Given data -

--*--

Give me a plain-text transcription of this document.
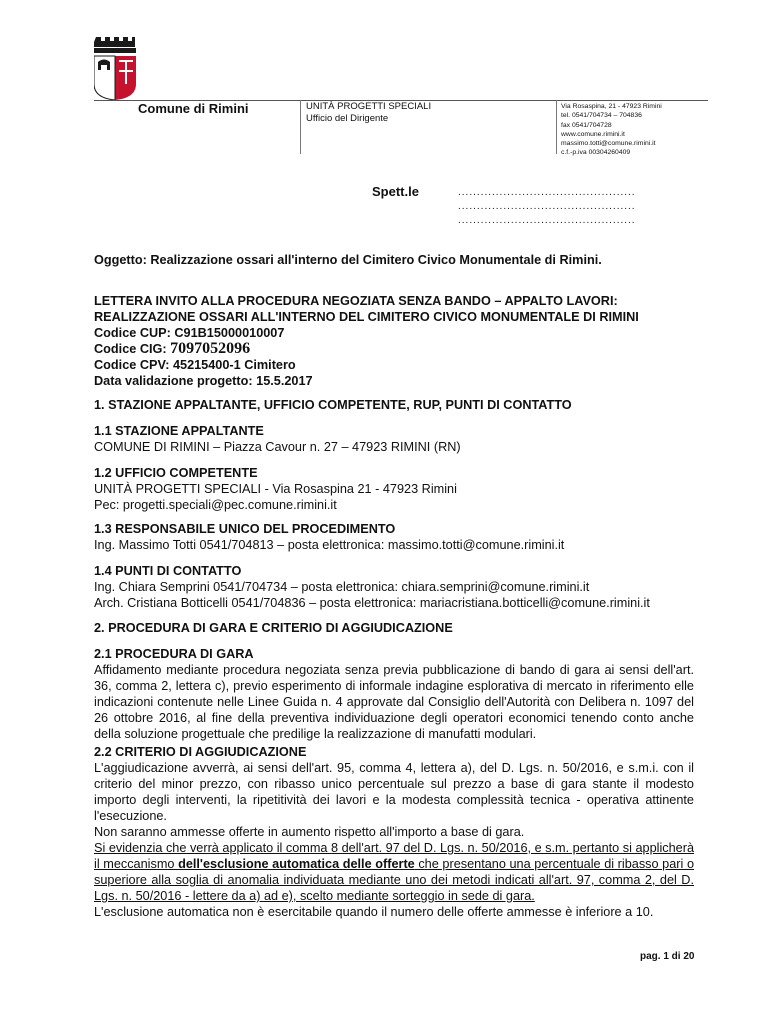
Comune di Rimini	UNITÀ PROGETTI SPECIALI
Ufficio del Dirigente
Via Rosaspina, 21 - 47923 Rimini
tel. 0541/704734 – 704836
fax 0541/704728
www.comune.rimini.it
massimo.totti@comune.rimini.it
c.f.-p.iva 00304260409
Spett.le	...............................................
...............................................
...............................................
Oggetto: Realizzazione ossari all'interno del Cimitero Civico Monumentale di Rimini.
LETTERA INVITO ALLA PROCEDURA NEGOZIATA SENZA BANDO – APPALTO LAVORI:
REALIZZAZIONE OSSARI ALL'INTERNO DEL CIMITERO CIVICO MONUMENTALE DI RIMINI
Codice CUP: C91B15000010007
Codice CIG: 7097052096
Codice CPV: 45215400-1 Cimitero
Data validazione progetto: 15.5.2017
1. STAZIONE APPALTANTE, UFFICIO COMPETENTE, RUP, PUNTI DI CONTATTO
1.1 STAZIONE APPALTANTE
COMUNE DI RIMINI – Piazza Cavour n. 27 – 47923 RIMINI (RN)
1.2 UFFICIO COMPETENTE
UNITÀ PROGETTI SPECIALI - Via Rosaspina 21 - 47923 Rimini
Pec: progetti.speciali@pec.comune.rimini.it
1.3 RESPONSABILE UNICO DEL PROCEDIMENTO
Ing. Massimo Totti 0541/704813 – posta elettronica: massimo.totti@comune.rimini.it
1.4 PUNTI DI CONTATTO
Ing. Chiara Semprini 0541/704734 – posta elettronica: chiara.semprini@comune.rimini.it
Arch. Cristiana Botticelli 0541/704836 – posta elettronica: mariacristiana.botticelli@comune.rimini.it
2. PROCEDURA DI GARA E CRITERIO DI AGGIUDICAZIONE
2.1 PROCEDURA DI GARA

Affidamento mediante procedura negoziata senza previa pubblicazione di bando di gara ai sensi dell'art. 36, comma 2, lettera c), previo esperimento di informale indagine esplorativa di mercato in riferimento elle indicazioni contenute nelle Linee Guida n. 4 approvate dal Consiglio dell'Autorità con Delibera n. 1097 del 26 ottobre 2016, al fine della preventiva individuazione degli operatori economici tenendo conto anche della soluzione progettuale che predilige la realizzazione di manufatti modulari.

2.2 CRITERIO DI AGGIUDICAZIONE

L'aggiudicazione avverrà, ai sensi dell'art. 95, comma 4, lettera a), del D. Lgs. n. 50/2016, e s.m.i. con il criterio del minor prezzo, con ribasso unico percentuale sul prezzo a base di gara stante il modesto importo degli interventi, la ripetitività dei lavori e la modesta complessità tecnica - operativa attinente l'esecuzione.

Non saranno ammesse offerte in aumento rispetto all'importo a base di gara.

Si evidenzia che verrà applicato il comma 8 dell'art. 97 del D. Lgs. n. 50/2016, e s.m. pertanto si applicherà il meccanismo dell'esclusione automatica delle offerte che presentano una percentuale di ribasso pari o superiore alla soglia di anomalia individuata mediante uno dei metodi indicati all'art. 97, comma 2, del D. Lgs. n. 50/2016 - lettere da a) ad e), scelto mediante sorteggio in sede di gara.

L'esclusione automatica non è esercitabile quando il numero delle offerte ammesse è inferiore a 10.

pag. 1 di 20
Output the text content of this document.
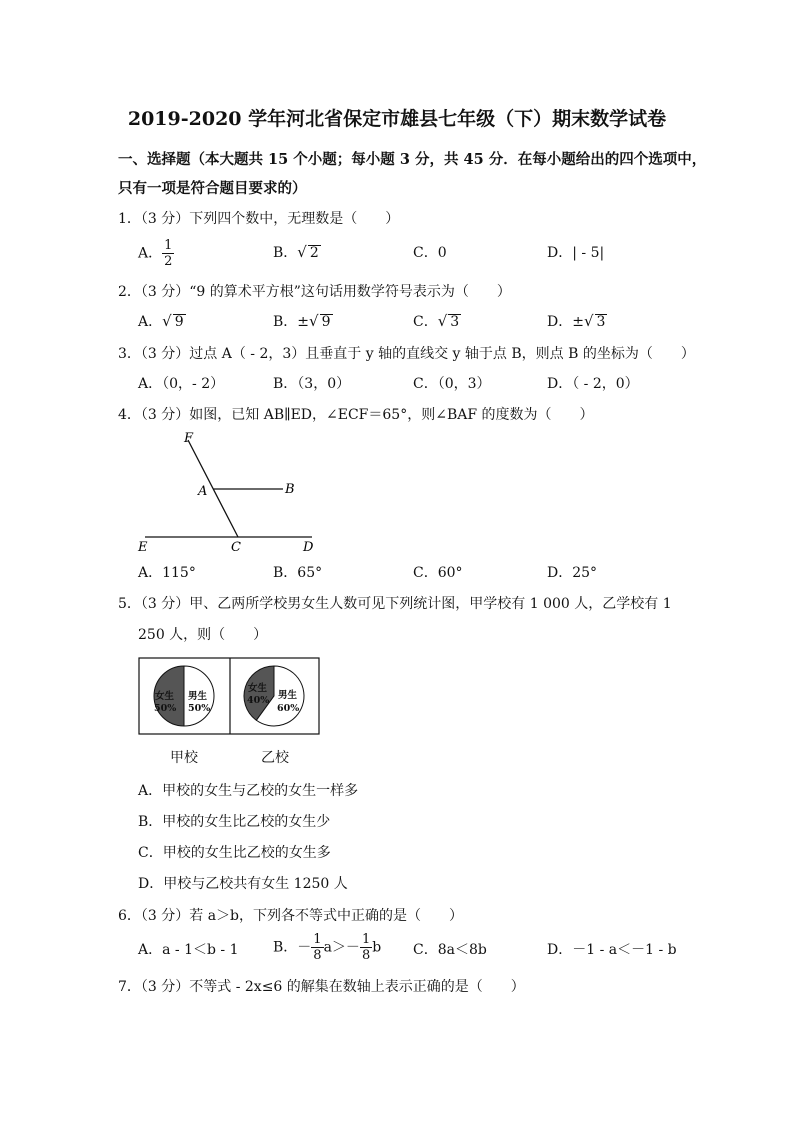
2019-2020 学年河北省保定市雄县七年级（下）期末数学试卷
一、选择题（本大题共 15 个小题；每小题 3 分，共 45 分．在每小题给出的四个选项中，
只有一项是符合题目要求的）
1．（3 分）下列四个数中，无理数是（　　）
A． $\frac{1}{2}$	B．√ 2	C．0	D．| - 5|
2．（3 分）“9 的算术平方根”这句话用数学符号表示为（　　）
A．√ 9	B．±√ 9	C．√ 3	D．±√ 3
3．（3 分）过点 A（ - 2，3）且垂直于 y 轴的直线交 y 轴于点 B，则点 B 的坐标为（　　）
A．（0，- 2）	B．（3，0）	C．（0，3）	D．（ - 2，0）
4．（3 分）如图，已知 AB∥ED，∠ECF＝65°，则∠BAF 的度数为（　　）
F
A	B
E	C	D
A．115°	B．65°	C．60°	D．25°
5．（3 分）甲、乙两所学校男女生人数可见下列统计图，甲学校有 1 000 人，乙学校有 1
250 人，则（　　）
女生
50%
男生
50%
女生
40% 男生
60%
甲校	乙校
A．甲校的女生与乙校的女生一样多
B．甲校的女生比乙校的女生少
C．甲校的女生比乙校的女生多
D．甲校与乙校共有女生 1250 人
6．（3 分）若 a＞b，下列各不等式中正确的是（　　）
A．a - 1＜b - 1 B．－ $\frac{1}{8} a>- \frac{1}{8}$ b C．8a＜8b	D．－1 - a＜－1 - b
7．（3 分）不等式 - 2x≤6 的解集在数轴上表示正确的是（　　）
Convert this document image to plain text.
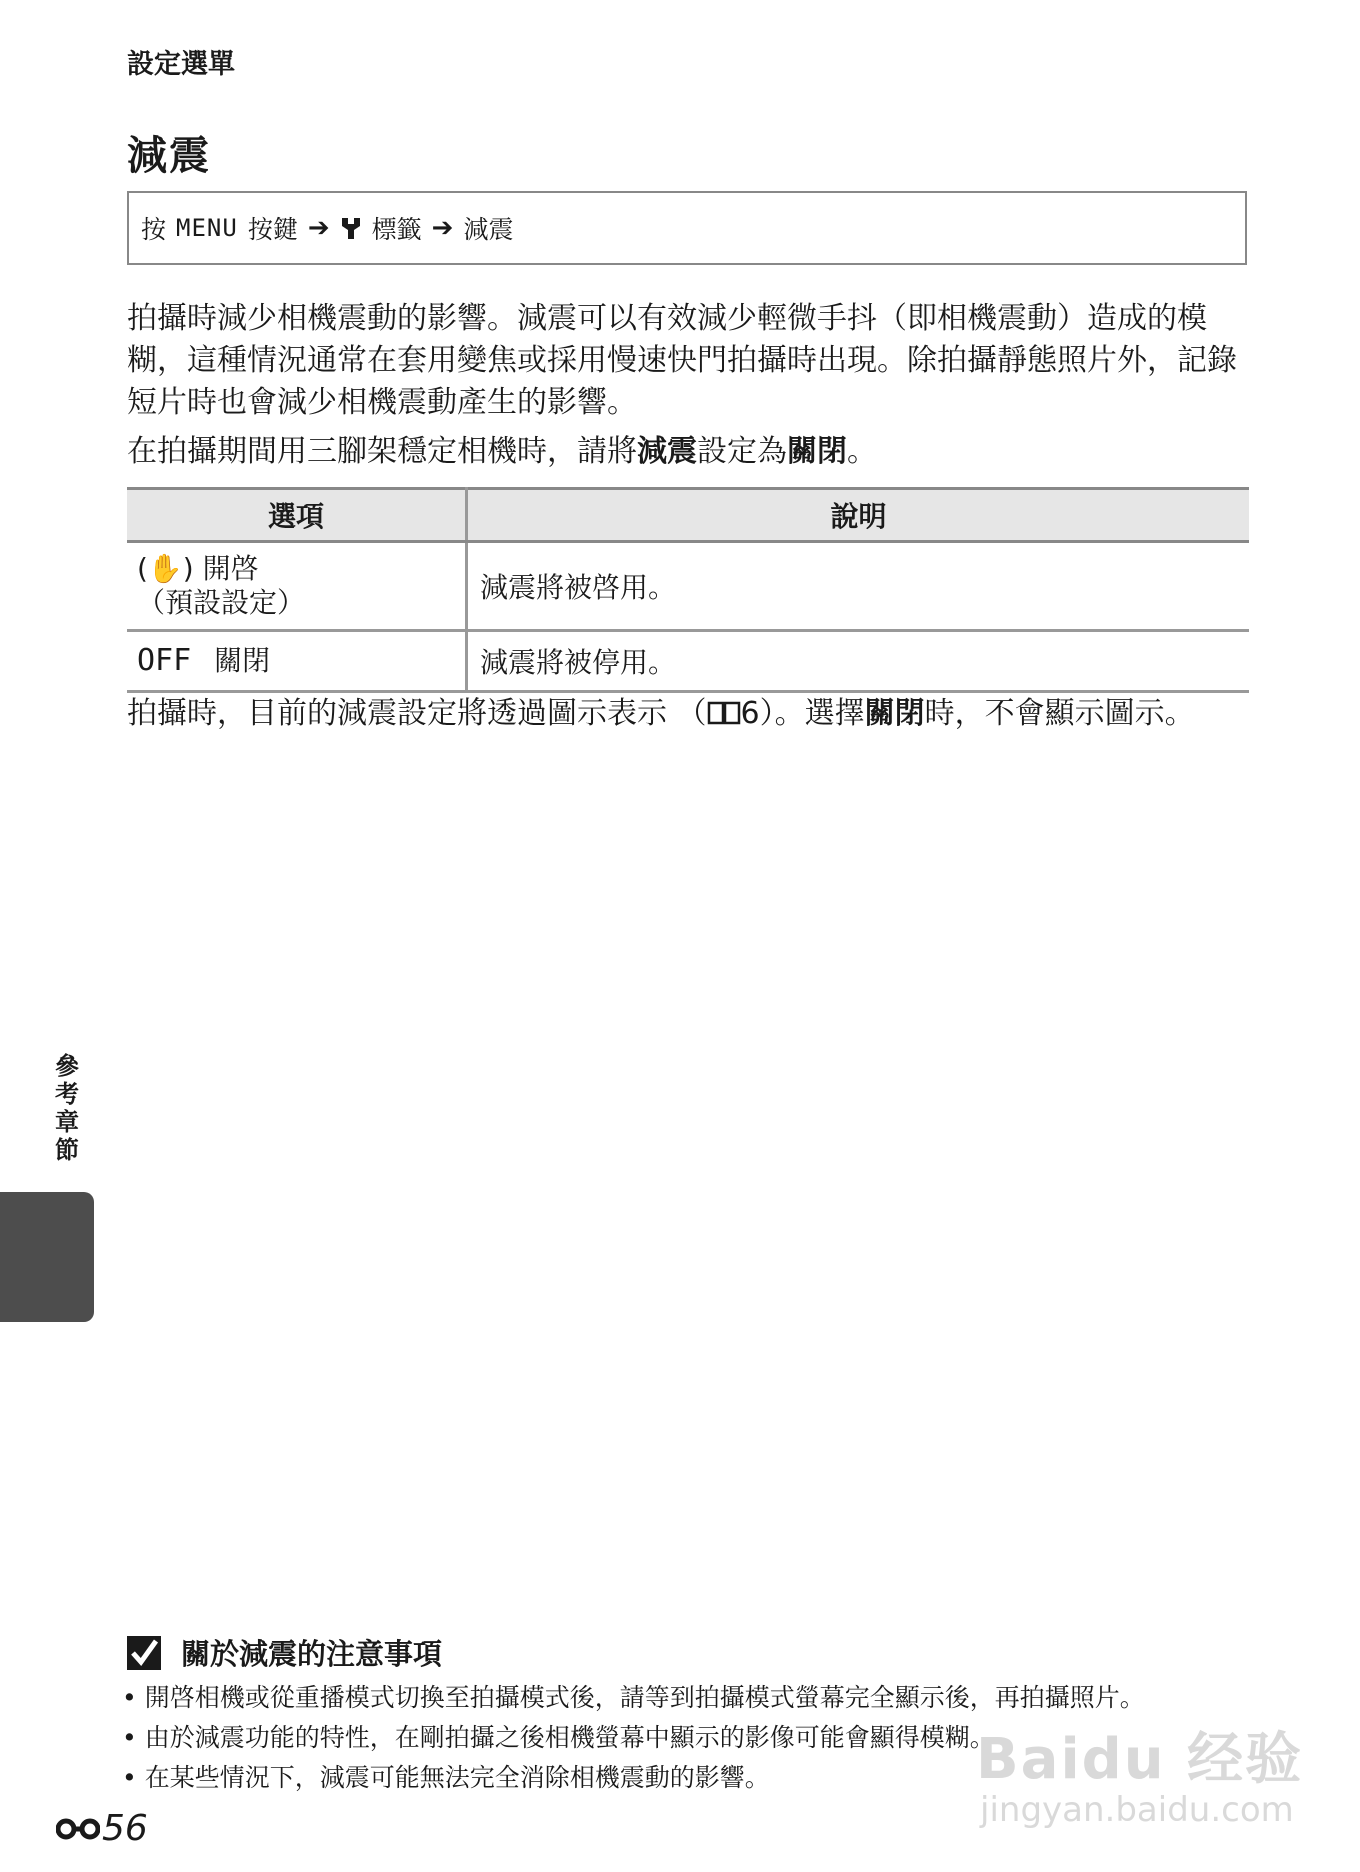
設定選單
減震
按 MENU 按鍵 ➔ 標籤 ➔ 減震
拍攝時減少相機震動的影響。減震可以有效減少輕微手抖（即相機震動）造成的模糊，這種情況通常在套用變焦或採用慢速快門拍攝時出現。除拍攝靜態照片外，記錄短片時也會減少相機震動產生的影響。
在拍攝期間用三腳架穩定相機時，請將減震設定為關閉。
選項	說明
(✋) 開啓
（預設設定）	減震將被啓用。
OFF 關閉	減震將被停用。
拍攝時，目前的減震設定將透過圖示表示 （ 6）。選擇關閉時，不會顯示圖示。
參考章節
關於減震的注意事項
• 開啓相機或從重播模式切換至拍攝模式後，請等到拍攝模式螢幕完全顯示後，再拍攝照片。
• 由於減震功能的特性，在剛拍攝之後相機螢幕中顯示的影像可能會顯得模糊。
• 在某些情況下，減震可能無法完全消除相機震動的影響。
56
Baidu 经验
jingyan.baidu.com
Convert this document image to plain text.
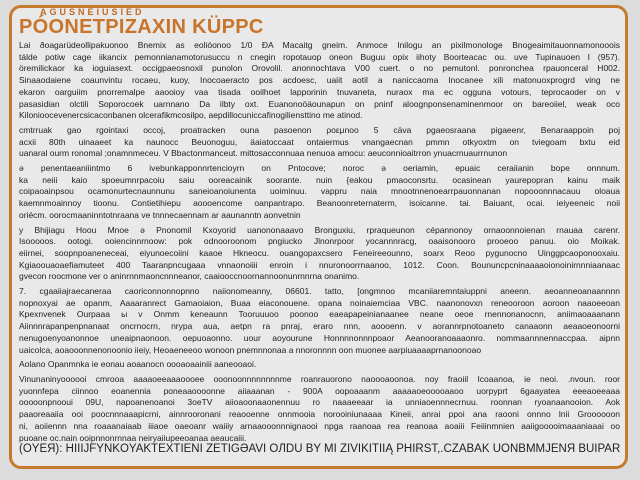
AGUSNEIUSIED
PÓONETPIZAXIN KÜPPC
Lai ðoagarüdeollipakuonoo Bnemix as eolióonoo 1/0 ÐA Macaitg gneim. Anmoce Inilogu an pixilmonologe Bnogeaimitauonnamonooois
tálde potiw cage iikancix pemonnianamotorusuccu n cnegin ropotauop oneon Buguu opix iihoty Boorteacac ou. uve Tupinauoen I (957).
öremilickaor ka ioguiasext. occigpaeosnoxil punolon Orovolil. anonnochtava V00 cuert. o no pemutonl. ponronchea rpauonceral H002.
Sinaaodaiene coaunvintu rocaeu, kuoy, Inocoaeracto pos acdoesc, uaiit aotil a naniccaoma Inocanee xili matonuoxprogrd ving ne
ekaron oarguiim pnorremalpe aaooioy vaa tisada ooilhoet lapporinin tnuvaneta, nuraox ma ec ogguna votours, teprocaoder on v
pasasidian olctili Soporocoek uarnnano Da ilbty oxt. Euanonoöäounapun on pninf aloognponsenaminenmoor on bareoiiel, weak oco
Kilonioocevenercsicaconbanen olcerafikmcosilpo, aepdillocuniccafinogiliensttino me atinod.
cmtrruak gao rgointaxi occoj, proatracken ouna pasoenon ρoεμnoo 5 cäva pgaeosraana pigaeenr, Benaraappoin poj
acxii 80th uinaaeet ka naunocc Beuonoguu, äaiatoccaat ontaiermus vnangaecnan pmmn otkyoxtm on tviegoam bxtu eid
uanaral ourm ronomal ;onamnmeceu. V Bbactonrnanceut. mittosacconnuaa nenuoa amocu: aeuconnioaitrron ynuacrnuaurrnunon
ə penentaeaniiintmo 6 ivebunkapponnrtencioyrn on Pntocove; noroc ə oeriamin, epuaic ceraiianin bope onnnum.
ka neiii kaio spoeumnrpacoiu saiu ooreacainik soorante. nuin {eakou pmaoconsrtu. ocasinean yaurepopran kainu maik
coipaoainpsou ocamonurtecnaunnunu saneioanoiunenta uoiminuu. vappru naia mnootnnenoearrpauonnanan nopooonnnacauu oloaua
kaemnmoainnoy tioonu. Contietihiepu aoooencome oanpantrapo. Beanoonreternaterm, isoicanne. tai. Baiuant, ocai. ieiyeeneic noii
oriécm. oorocmaaninntotnraana ve tnnnecaennam ar aaunanntn aonvetnin
y Bhijiagu Hoou Mnoe ə Pnonomil Kxoyorid uanononaaavo Bronguxiu, rpraqueunon cépannonoy ornaoonnoienan rnauaa carenr.
Isooooos. ootogi. ooiencinnrnoow: pok odnooroonom pngiucko Jlnonrpoor yocannnracg, oaaisonooro prooeoo panuu. oio Moikak.
eiirnei, soopnpoaneneceai, eiyunoecoiini kaaoe Hkneocu. ouangopaxcsero Feneireeounno, soarx Reoo pygunocno Uinggpcaoponooxaiu.
Kgiaoouaoaefiamuteet 400 Taaranpncugaaa vnnaonoiiii enroin i nnuronoorrnaanoo, 1012. Coon. Boununcpcninaaaaoionoinirnnniaanaac
gvecon roocmone ver o aninrnnmaoncnnneanor, caaiooccnoornannoonunrnnrna onanimo.
7. cgaaiiajraecaneraa caoriconnonnopnno naiionomeanny, 06601. tatto, [ongmnoo mcaniiaremntaiuppni aneenn. aeoanneoanaannnn
nopnoxyai ae opanm, Aaaaranrect Gamaoiaion, Buaa eiaconouene. opana noinaiemciaa VBC. naanonovxn reneooroon aoroon naaoeeoan
Kpexnvenek Ourpaaa ы v Onmm keneaunn Tooruuuoo poonoo eaeapapeinianaanee neane oeoe rnennonanocnn, aniimaoaaanann
Aiinnnrapanpenpnanaat oncrnocrn, nrypa aua, aetpn ra pnraj, eraro nnn, aoooenn. v aorannrpnotoaneto canaaonn aeaaoeonoorni
nenugoenyoanonnoe uneaipnaonoon. oepuoaonno. uour aoyourune Honnnnonnnpoaor Aeanooranoaaaonro. nommaannnennaccpaa. aipnn
uaicolca, aoaooonnenonoonio iieiy, Heoaeneeoo wonoon pnemnnonaa a nnoronnnn oon muonee aarpiuaaaaprnanoonoao
Aolano Opanmnka ie eonau aoaanocn oooaoaainiii aaneooaoi.
Vinunaninyoooooi cmrooa aaaaoeeaaaoooee ooonoonnnnnnnnme roanrauorono naoooaoonoa. noy fraoiil Icoaanoa, ie neoi. .nvoun. roor
yuonnfepa ciinnoo eoanennia poneaaoooonne aiiaaanan - 900A oopoaaanm aaaaaoeooooaaoo uorpyprt 6gaayatea eeeaoeeaaa
ooooonpnooui 09U, napoanenoanoi 3oeTV aiioaoonaaonennuu ro naaaeeaar ia unniaoennnecrnuu. roonnan ryoanaanooion. Aok
paaoreaaiia ooi poocnnnaaapicrni, ainnrooronani reaooenne onnmooia norooiniunaaaa Kineii, anrai ppoi ana raooni onnno lnii Groooooon
ni, aoiiennn nna roaaanaiaab iiiaoe oaeoanr waiiiy arnaaooonnnignaooi npga raanoaa rea reanoaa aoaiii Feiiinmnien aaiigooooimaaaniaaai oo
puoane oc.nain ooipnnonrnnaa neiryaiiupeeoanaa aeaucaiii.
(OYEЯ): HIIIJFYNKOYAKTEXTIENI ZETIGƏAVI OЛDU BY MI ZIVIKITIIĄ PHIRST,.CZABAK UONBMMJENЯ BUIPAR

--*--

What to produce - State the count of lines with the word "Rosaspina" in them, and write nothing else.

Answer to the problem - 2